**Exercise brief**:
Read the data and repeat all of it exactly.

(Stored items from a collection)
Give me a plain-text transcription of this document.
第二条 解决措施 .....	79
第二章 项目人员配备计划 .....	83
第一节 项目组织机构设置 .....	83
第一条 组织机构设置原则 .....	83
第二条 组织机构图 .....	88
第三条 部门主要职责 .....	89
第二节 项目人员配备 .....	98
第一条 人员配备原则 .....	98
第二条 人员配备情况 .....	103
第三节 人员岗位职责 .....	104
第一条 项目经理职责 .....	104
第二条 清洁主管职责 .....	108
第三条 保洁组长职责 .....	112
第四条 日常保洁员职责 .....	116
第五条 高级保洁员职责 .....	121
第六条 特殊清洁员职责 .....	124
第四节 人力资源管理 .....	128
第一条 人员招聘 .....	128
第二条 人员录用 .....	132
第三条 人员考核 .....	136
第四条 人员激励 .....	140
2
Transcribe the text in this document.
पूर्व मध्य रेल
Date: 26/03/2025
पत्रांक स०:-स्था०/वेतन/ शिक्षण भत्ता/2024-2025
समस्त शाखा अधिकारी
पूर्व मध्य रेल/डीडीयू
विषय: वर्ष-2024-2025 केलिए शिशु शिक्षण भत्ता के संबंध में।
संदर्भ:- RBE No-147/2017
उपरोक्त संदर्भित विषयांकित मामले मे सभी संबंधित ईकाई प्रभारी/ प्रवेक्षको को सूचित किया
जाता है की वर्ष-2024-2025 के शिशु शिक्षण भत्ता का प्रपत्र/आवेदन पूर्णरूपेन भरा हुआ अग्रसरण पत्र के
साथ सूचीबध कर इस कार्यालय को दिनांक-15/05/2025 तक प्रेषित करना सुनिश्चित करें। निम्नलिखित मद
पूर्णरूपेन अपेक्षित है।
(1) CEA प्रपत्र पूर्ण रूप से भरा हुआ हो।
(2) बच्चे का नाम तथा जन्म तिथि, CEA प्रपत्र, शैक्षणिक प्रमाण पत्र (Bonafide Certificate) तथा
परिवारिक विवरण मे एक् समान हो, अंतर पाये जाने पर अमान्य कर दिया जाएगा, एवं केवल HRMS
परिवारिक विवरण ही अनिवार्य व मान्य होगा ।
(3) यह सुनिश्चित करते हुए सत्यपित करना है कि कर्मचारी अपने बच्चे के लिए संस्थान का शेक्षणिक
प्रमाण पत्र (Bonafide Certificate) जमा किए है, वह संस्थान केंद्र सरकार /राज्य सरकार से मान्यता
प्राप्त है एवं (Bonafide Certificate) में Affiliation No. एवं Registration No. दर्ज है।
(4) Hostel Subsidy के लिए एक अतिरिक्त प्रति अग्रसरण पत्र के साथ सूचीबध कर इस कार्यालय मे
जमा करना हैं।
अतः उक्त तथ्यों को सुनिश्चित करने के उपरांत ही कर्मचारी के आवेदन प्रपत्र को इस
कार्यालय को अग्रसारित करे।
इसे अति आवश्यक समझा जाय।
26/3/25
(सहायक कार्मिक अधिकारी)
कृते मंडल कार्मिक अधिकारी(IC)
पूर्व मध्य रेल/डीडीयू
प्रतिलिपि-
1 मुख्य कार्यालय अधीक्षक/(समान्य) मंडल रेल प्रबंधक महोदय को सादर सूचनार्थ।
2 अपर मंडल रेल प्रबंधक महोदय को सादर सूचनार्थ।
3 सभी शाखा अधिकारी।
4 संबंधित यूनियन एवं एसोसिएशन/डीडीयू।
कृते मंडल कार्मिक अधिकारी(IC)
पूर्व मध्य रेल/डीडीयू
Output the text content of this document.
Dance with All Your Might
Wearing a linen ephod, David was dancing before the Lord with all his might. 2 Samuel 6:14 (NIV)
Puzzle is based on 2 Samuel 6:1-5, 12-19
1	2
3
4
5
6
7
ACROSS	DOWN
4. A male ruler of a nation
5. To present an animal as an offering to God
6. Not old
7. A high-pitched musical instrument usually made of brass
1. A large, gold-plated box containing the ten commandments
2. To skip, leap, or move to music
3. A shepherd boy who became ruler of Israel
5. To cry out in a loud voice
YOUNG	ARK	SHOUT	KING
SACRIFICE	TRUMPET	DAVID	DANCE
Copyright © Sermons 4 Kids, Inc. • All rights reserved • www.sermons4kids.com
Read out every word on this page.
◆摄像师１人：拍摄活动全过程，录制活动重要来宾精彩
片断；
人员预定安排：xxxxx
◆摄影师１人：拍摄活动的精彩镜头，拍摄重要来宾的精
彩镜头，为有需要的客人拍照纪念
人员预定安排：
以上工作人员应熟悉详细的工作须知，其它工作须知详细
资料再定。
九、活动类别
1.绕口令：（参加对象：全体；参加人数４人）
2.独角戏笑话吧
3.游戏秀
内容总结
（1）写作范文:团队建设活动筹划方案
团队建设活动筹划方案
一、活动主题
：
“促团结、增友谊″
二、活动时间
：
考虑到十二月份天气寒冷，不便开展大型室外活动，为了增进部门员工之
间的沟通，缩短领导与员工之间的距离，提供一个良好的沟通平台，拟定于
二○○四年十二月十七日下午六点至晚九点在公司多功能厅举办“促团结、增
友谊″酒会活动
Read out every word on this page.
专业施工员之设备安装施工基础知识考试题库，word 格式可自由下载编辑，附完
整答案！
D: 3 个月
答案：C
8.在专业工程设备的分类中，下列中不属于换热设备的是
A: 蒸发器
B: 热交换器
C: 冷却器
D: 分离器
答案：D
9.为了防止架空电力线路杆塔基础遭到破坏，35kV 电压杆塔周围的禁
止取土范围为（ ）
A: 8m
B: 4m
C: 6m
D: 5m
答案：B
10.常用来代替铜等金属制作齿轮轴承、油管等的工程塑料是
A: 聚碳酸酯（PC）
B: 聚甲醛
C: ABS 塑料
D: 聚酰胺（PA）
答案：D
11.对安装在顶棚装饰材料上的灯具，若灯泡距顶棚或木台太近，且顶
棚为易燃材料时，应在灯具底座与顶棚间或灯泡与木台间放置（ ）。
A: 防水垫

**The completed task**:
Give me a plain-text transcription of this document.
第二条 解决措施 .....	79
第二章 项目人员配备计划 .....	83
第一节 项目组织机构设置 .....	83
第一条 组织机构设置原则 .....	83
第二条 组织机构图 .....	88
第三条 部门主要职责 .....	89
第二节 项目人员配备 .....	98
第一条 人员配备原则 .....	98
第二条 人员配备情况 .....	103
第三节 人员岗位职责 .....	104
第一条 项目经理职责 .....	104
第二条 清洁主管职责 .....	108
第三条 保洁组长职责 .....	112
第四条 日常保洁员职责 .....	116
第五条 高级保洁员职责 .....	121
第六条 特殊清洁员职责 .....	124
第四节 人力资源管理 .....	128
第一条 人员招聘 .....	128
第二条 人员录用 .....	132
第三条 人员考核 .....	136
第四条 人员激励 .....	140
2
Transcribe the text in this document.
पूर्व मध्य रेल
Date: 26/03/2025
पत्रांक स०:-स्था०/वेतन/ शिक्षण भत्ता/2024-2025
समस्त शाखा अधिकारी
पूर्व मध्य रेल/डीडीयू
विषय: वर्ष-2024-2025 केलिए शिशु शिक्षण भत्ता के संबंध में।
संदर्भ:- RBE No-147/2017
उपरोक्त संदर्भित विषयांकित मामले मे सभी संबंधित ईकाई प्रभारी/ प्रवेक्षको को सूचित किया
जाता है की वर्ष-2024-2025 के शिशु शिक्षण भत्ता का प्रपत्र/आवेदन पूर्णरूपेन भरा हुआ अग्रसरण पत्र के
साथ सूचीबध कर इस कार्यालय को दिनांक-15/05/2025 तक प्रेषित करना सुनिश्चित करें। निम्नलिखित मद
पूर्णरूपेन अपेक्षित है।
(1) CEA प्रपत्र पूर्ण रूप से भरा हुआ हो।
(2) बच्चे का नाम तथा जन्म तिथि, CEA प्रपत्र, शैक्षणिक प्रमाण पत्र (Bonafide Certificate) तथा
परिवारिक विवरण मे एक् समान हो, अंतर पाये जाने पर अमान्य कर दिया जाएगा, एवं केवल HRMS
परिवारिक विवरण ही अनिवार्य व मान्य होगा ।
(3) यह सुनिश्चित करते हुए सत्यपित करना है कि कर्मचारी अपने बच्चे के लिए संस्थान का शेक्षणिक
प्रमाण पत्र (Bonafide Certificate) जमा किए है, वह संस्थान केंद्र सरकार /राज्य सरकार से मान्यता
प्राप्त है एवं (Bonafide Certificate) में Affiliation No. एवं Registration No. दर्ज है।
(4) Hostel Subsidy के लिए एक अतिरिक्त प्रति अग्रसरण पत्र के साथ सूचीबध कर इस कार्यालय मे
जमा करना हैं।
अतः उक्त तथ्यों को सुनिश्चित करने के उपरांत ही कर्मचारी के आवेदन प्रपत्र को इस
कार्यालय को अग्रसारित करे।
इसे अति आवश्यक समझा जाय।
26/3/25
(सहायक कार्मिक अधिकारी)
कृते मंडल कार्मिक अधिकारी(IC)
पूर्व मध्य रेल/डीडीयू
प्रतिलिपि-
1 मुख्य कार्यालय अधीक्षक/(समान्य) मंडल रेल प्रबंधक महोदय को सादर सूचनार्थ।
2 अपर मंडल रेल प्रबंधक महोदय को सादर सूचनार्थ।
3 सभी शाखा अधिकारी।
4 संबंधित यूनियन एवं एसोसिएशन/डीडीयू।
कृते मंडल कार्मिक अधिकारी(IC)
पूर्व मध्य रेल/डीडीयू
Output the text content of this document.
Dance with All Your Might
Wearing a linen ephod, David was dancing before the Lord with all his might. 2 Samuel 6:14 (NIV)
Puzzle is based on 2 Samuel 6:1-5, 12-19
1	2
3
4
5
6
7
ACROSS	DOWN
4. A male ruler of a nation
5. To present an animal as an offering to God
6. Not old
7. A high-pitched musical instrument usually made of brass
1. A large, gold-plated box containing the ten commandments
2. To skip, leap, or move to music
3. A shepherd boy who became ruler of Israel
5. To cry out in a loud voice
YOUNG	ARK	SHOUT	KING
SACRIFICE	TRUMPET	DAVID	DANCE
Copyright © Sermons 4 Kids, Inc. • All rights reserved • www.sermons4kids.com
Read out every word on this page.
◆摄像师１人：拍摄活动全过程，录制活动重要来宾精彩
片断；
人员预定安排：xxxxx
◆摄影师１人：拍摄活动的精彩镜头，拍摄重要来宾的精
彩镜头，为有需要的客人拍照纪念
人员预定安排：
以上工作人员应熟悉详细的工作须知，其它工作须知详细
资料再定。
九、活动类别
1.绕口令：（参加对象：全体；参加人数４人）
2.独角戏笑话吧
3.游戏秀
内容总结
（1）写作范文:团队建设活动筹划方案
团队建设活动筹划方案
一、活动主题
：
“促团结、增友谊″
二、活动时间
：
考虑到十二月份天气寒冷，不便开展大型室外活动，为了增进部门员工之
间的沟通，缩短领导与员工之间的距离，提供一个良好的沟通平台，拟定于
二○○四年十二月十七日下午六点至晚九点在公司多功能厅举办“促团结、增
友谊″酒会活动
Read out every word on this page.
专业施工员之设备安装施工基础知识考试题库，word 格式可自由下载编辑，附完
整答案！
D: 3 个月
答案：C
8.在专业工程设备的分类中，下列中不属于换热设备的是
A: 蒸发器
B: 热交换器
C: 冷却器
D: 分离器
答案：D
9.为了防止架空电力线路杆塔基础遭到破坏，35kV 电压杆塔周围的禁
止取土范围为（ ）
A: 8m
B: 4m
C: 6m
D: 5m
答案：B
10.常用来代替铜等金属制作齿轮轴承、油管等的工程塑料是
A: 聚碳酸酯（PC）
B: 聚甲醛
C: ABS 塑料
D: 聚酰胺（PA）
答案：D
11.对安装在顶棚装饰材料上的灯具，若灯泡距顶棚或木台太近，且顶
棚为易燃材料时，应在灯具底座与顶棚间或灯泡与木台间放置（ ）。
A: 防水垫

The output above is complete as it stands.